• **SHORT TASK**: Quote the listing below in its entirety, omitting every image.

Items from a data source:
++++++++

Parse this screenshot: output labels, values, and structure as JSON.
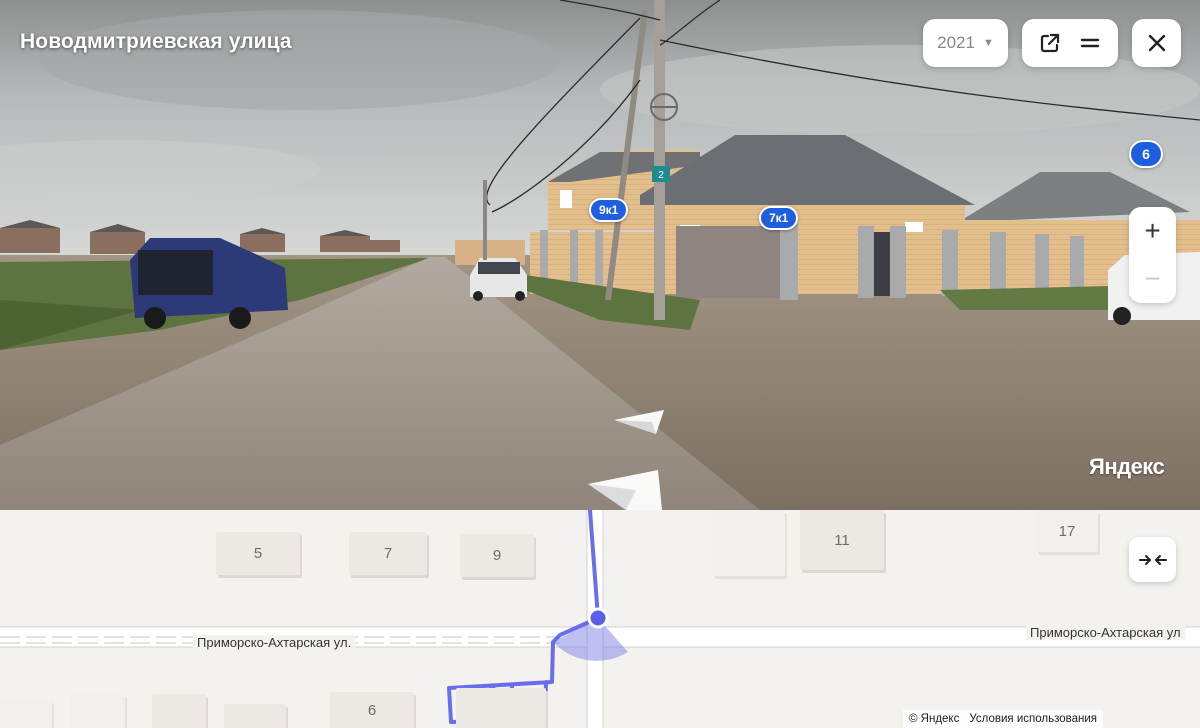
{
  "panorama": {
    "street_title": "Новодмитриевская улица",
    "year": "2021",
    "year_caret": "▼",
    "watermark": "Яндекс",
    "zoom_in": "+",
    "zoom_out": "−",
    "badges": {
      "house_6": "6",
      "house_9k1": "9к1",
      "house_7k1": "7к1",
      "pole_sign": "2"
    },
    "icons": {
      "open_external": "external-link-icon",
      "menu": "menu-icon",
      "close": "close-icon",
      "forward": "forward-arrow-icon",
      "backward": "backward-arrow-icon"
    },
    "colors": {
      "badge": "#1d5fde",
      "sky": "#b9bcbd",
      "road": "#9f9489"
    }
  },
  "map": {
    "buildings": [
      "5",
      "7",
      "9",
      "11",
      "17",
      "6"
    ],
    "street_left": "Приморско-Ахтарская ул.",
    "street_right": "Приморско-Ахтарская ул",
    "collapse_icon": "collapse-arrows-icon",
    "copyright": "© Яндекс",
    "terms_link": "Условия использования",
    "colors": {
      "route": "#5b5fe8",
      "view_cone": "#6f73e6"
    }
  }
}
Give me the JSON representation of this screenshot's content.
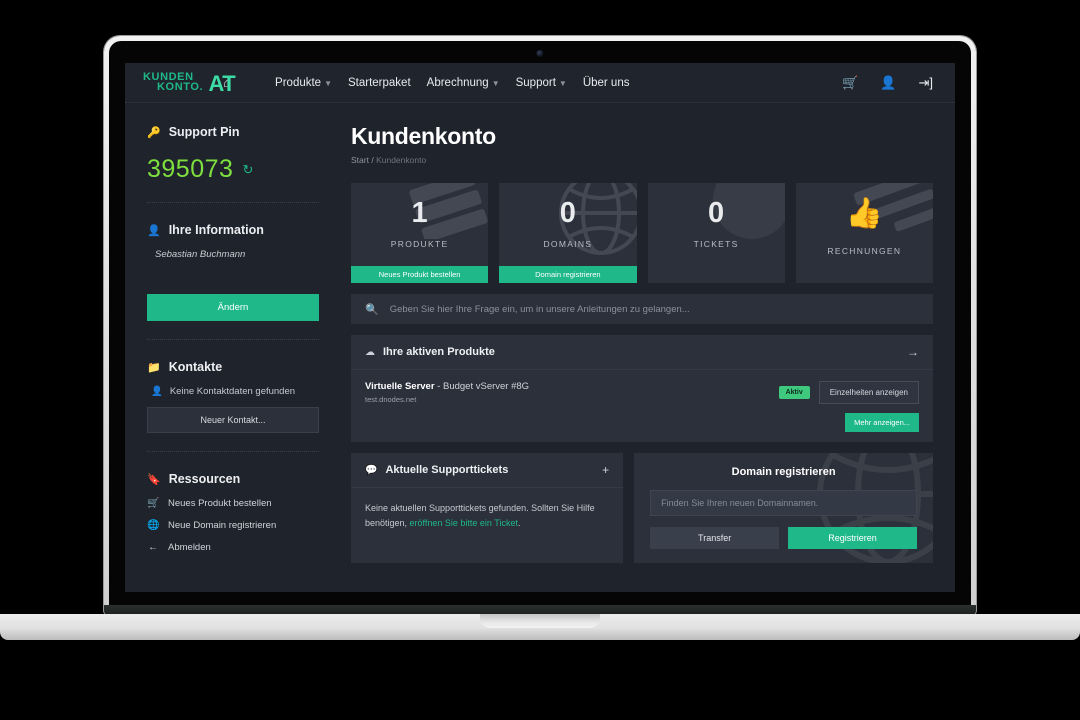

++++++++

• **SOLUTION**:
Parse this screenshot: output labels, values, and structure as JSON.
{
  "panorama": {
    "street_title": "Новодмитриевская улица",
    "year": "2021",
    "year_caret": "▼",
    "watermark": "Яндекс",
    "zoom_in": "+",
    "zoom_out": "−",
    "badges": {
      "house_6": "6",
      "house_9k1": "9к1",
      "house_7k1": "7к1",
      "pole_sign": "2"
    },
    "icons": {
      "open_external": "external-link-icon",
      "menu": "menu-icon",
      "close": "close-icon",
      "forward": "forward-arrow-icon",
      "backward": "backward-arrow-icon"
    },
    "colors": {
      "badge": "#1d5fde",
      "sky": "#b9bcbd",
      "road": "#9f9489"
    }
  },
  "map": {
    "buildings": [
      "5",
      "7",
      "9",
      "11",
      "17",
      "6"
    ],
    "street_left": "Приморско-Ахтарская ул.",
    "street_right": "Приморско-Ахтарская ул",
    "collapse_icon": "collapse-arrows-icon",
    "copyright": "© Яндекс",
    "terms_link": "Условия использования",
    "colors": {
      "route": "#5b5fe8",
      "view_cone": "#6f73e6"
    }
  }
}
Give me the JSON representation of this screenshot's content.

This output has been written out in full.